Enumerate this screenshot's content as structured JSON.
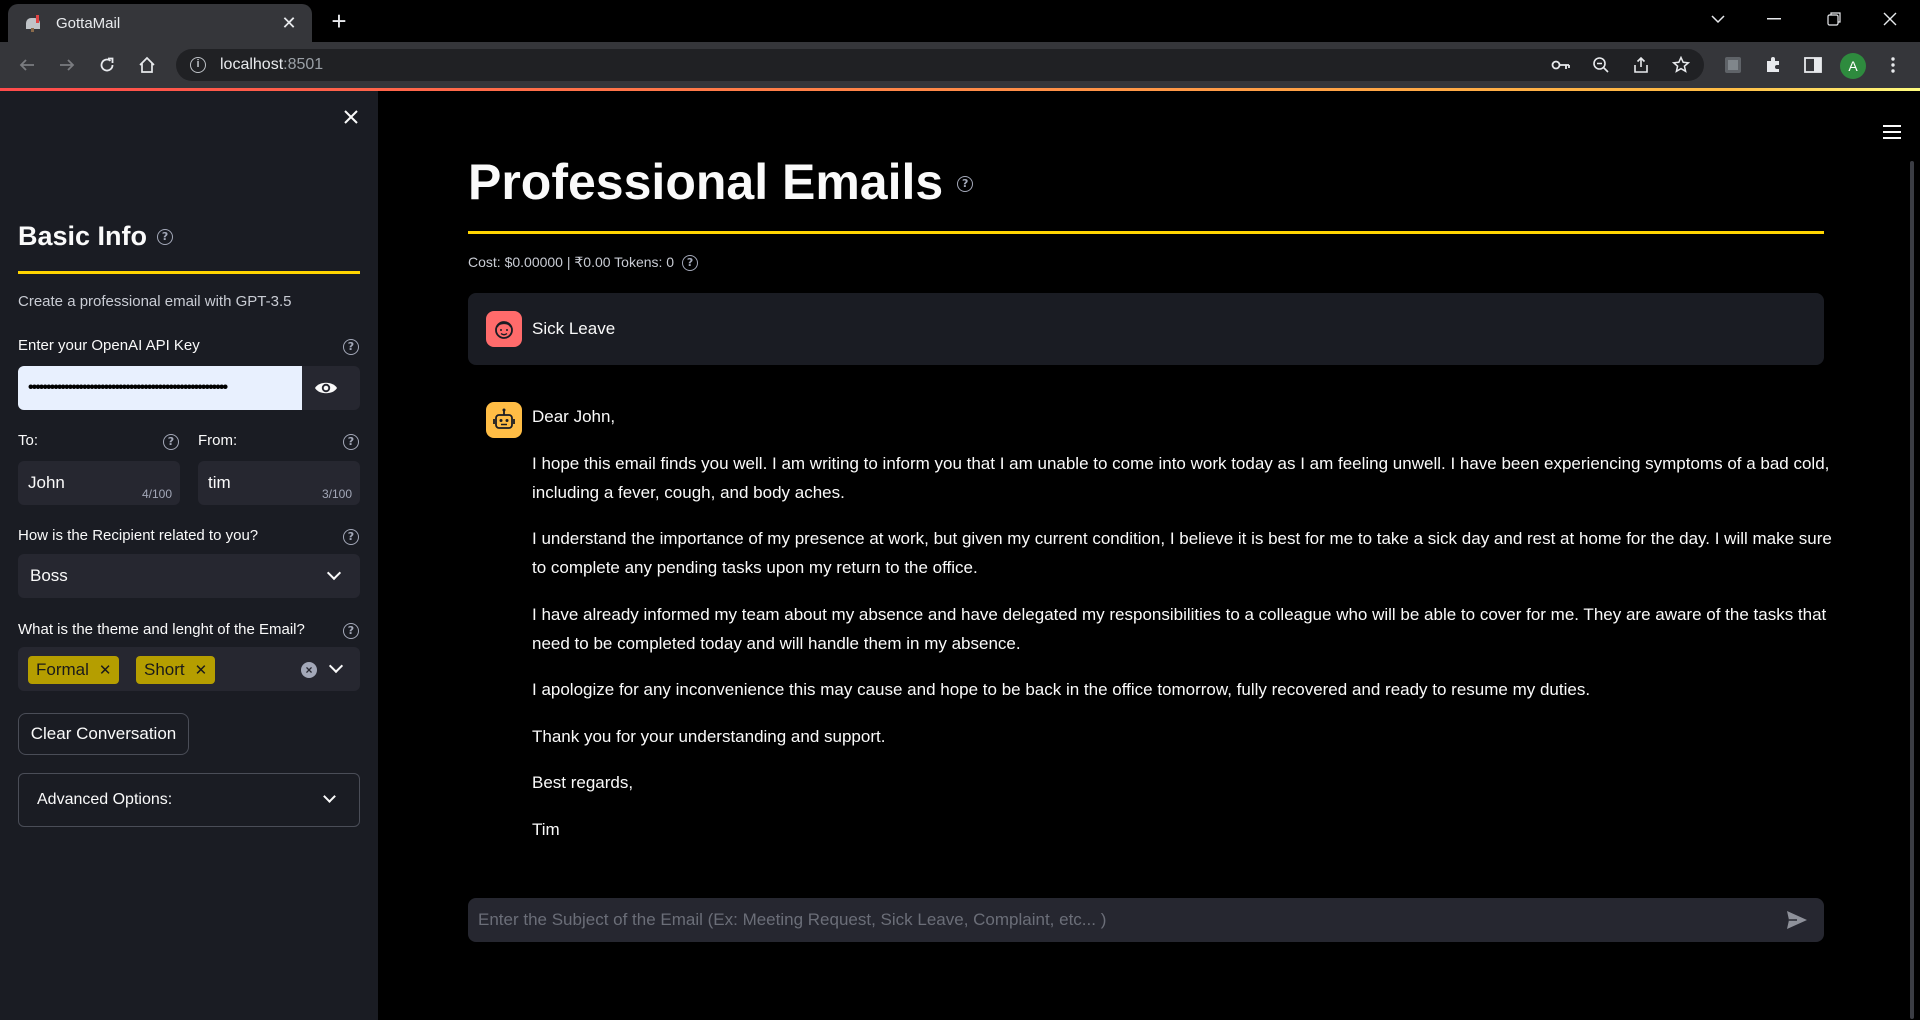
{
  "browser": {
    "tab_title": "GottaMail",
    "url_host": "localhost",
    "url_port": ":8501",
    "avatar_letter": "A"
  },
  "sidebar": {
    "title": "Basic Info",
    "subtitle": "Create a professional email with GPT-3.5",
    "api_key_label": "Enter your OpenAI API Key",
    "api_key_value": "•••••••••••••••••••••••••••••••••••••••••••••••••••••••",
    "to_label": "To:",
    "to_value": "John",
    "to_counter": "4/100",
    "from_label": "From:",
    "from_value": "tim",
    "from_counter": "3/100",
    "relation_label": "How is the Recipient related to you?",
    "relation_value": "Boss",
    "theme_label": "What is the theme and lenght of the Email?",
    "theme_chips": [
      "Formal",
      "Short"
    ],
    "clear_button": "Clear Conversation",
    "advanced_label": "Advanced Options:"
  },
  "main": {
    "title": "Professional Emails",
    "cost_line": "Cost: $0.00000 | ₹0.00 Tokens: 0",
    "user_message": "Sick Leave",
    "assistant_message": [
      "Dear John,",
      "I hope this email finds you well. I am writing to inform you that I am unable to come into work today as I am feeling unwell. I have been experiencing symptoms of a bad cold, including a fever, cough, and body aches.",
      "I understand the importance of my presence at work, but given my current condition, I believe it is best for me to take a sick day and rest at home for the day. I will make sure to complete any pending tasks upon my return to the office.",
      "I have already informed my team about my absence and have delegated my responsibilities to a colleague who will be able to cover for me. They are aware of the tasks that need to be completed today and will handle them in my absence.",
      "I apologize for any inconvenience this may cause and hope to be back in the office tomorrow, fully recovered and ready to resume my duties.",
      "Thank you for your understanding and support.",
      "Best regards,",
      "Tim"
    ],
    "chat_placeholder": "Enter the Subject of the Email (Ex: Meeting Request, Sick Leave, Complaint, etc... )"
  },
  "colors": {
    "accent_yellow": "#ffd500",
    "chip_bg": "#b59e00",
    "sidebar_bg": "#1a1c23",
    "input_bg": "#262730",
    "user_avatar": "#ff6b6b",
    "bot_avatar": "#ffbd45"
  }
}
__________
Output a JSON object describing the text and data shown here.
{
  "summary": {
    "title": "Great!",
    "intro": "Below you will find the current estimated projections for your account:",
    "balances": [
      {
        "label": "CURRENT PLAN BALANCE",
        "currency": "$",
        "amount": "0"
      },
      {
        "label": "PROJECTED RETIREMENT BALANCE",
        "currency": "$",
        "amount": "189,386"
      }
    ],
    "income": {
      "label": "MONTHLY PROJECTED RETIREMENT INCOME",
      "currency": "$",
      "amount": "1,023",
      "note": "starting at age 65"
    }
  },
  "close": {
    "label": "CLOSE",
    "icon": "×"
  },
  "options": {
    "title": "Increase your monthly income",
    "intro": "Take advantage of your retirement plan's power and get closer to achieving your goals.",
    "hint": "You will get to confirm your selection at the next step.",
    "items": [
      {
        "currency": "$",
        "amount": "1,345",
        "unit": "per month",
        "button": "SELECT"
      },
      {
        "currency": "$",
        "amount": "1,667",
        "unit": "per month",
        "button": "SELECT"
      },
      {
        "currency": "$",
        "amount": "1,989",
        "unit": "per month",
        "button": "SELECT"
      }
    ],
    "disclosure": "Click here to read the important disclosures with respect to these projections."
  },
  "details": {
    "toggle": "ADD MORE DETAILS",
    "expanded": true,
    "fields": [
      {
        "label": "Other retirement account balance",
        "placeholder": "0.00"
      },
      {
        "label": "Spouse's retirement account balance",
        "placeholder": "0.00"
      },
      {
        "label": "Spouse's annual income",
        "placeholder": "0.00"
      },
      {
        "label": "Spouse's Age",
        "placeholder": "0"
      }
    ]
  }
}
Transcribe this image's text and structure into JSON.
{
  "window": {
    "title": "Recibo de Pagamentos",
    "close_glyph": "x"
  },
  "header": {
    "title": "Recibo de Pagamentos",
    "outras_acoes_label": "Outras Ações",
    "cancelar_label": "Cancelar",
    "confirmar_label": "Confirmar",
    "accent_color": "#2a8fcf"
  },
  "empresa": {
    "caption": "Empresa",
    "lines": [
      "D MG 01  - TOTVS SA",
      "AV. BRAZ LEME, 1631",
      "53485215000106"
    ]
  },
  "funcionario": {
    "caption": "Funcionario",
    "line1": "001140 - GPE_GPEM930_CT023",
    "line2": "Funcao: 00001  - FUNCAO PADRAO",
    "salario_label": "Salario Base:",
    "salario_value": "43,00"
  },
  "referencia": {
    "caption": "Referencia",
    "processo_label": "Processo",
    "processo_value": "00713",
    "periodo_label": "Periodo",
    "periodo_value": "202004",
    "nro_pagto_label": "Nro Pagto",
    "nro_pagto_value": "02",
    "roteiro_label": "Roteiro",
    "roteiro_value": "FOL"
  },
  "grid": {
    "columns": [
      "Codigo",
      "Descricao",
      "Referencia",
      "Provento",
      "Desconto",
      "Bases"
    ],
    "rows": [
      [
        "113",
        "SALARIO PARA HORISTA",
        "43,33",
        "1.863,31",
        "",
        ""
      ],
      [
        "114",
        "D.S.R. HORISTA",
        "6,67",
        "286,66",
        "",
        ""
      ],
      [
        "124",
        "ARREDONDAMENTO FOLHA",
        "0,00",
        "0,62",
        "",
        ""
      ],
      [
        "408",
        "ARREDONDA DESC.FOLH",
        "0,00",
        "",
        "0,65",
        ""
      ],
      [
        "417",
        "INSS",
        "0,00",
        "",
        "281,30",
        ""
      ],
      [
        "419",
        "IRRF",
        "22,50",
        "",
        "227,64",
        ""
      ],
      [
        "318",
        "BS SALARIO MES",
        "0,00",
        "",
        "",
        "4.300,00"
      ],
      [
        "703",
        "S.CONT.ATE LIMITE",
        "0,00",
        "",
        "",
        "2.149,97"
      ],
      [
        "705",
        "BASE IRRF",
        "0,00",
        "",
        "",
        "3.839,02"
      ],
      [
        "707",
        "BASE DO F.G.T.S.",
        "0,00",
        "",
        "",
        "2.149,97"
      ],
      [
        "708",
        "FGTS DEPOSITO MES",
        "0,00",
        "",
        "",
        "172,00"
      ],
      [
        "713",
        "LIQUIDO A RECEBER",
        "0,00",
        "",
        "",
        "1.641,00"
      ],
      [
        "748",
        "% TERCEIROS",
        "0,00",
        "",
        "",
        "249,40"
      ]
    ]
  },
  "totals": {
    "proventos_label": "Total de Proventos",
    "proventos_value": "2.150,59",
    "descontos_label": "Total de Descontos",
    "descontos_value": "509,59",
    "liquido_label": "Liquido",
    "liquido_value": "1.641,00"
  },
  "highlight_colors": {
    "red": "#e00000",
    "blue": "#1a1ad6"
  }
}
__________
Only the number is wanted: how many lines contain the string "will"?

4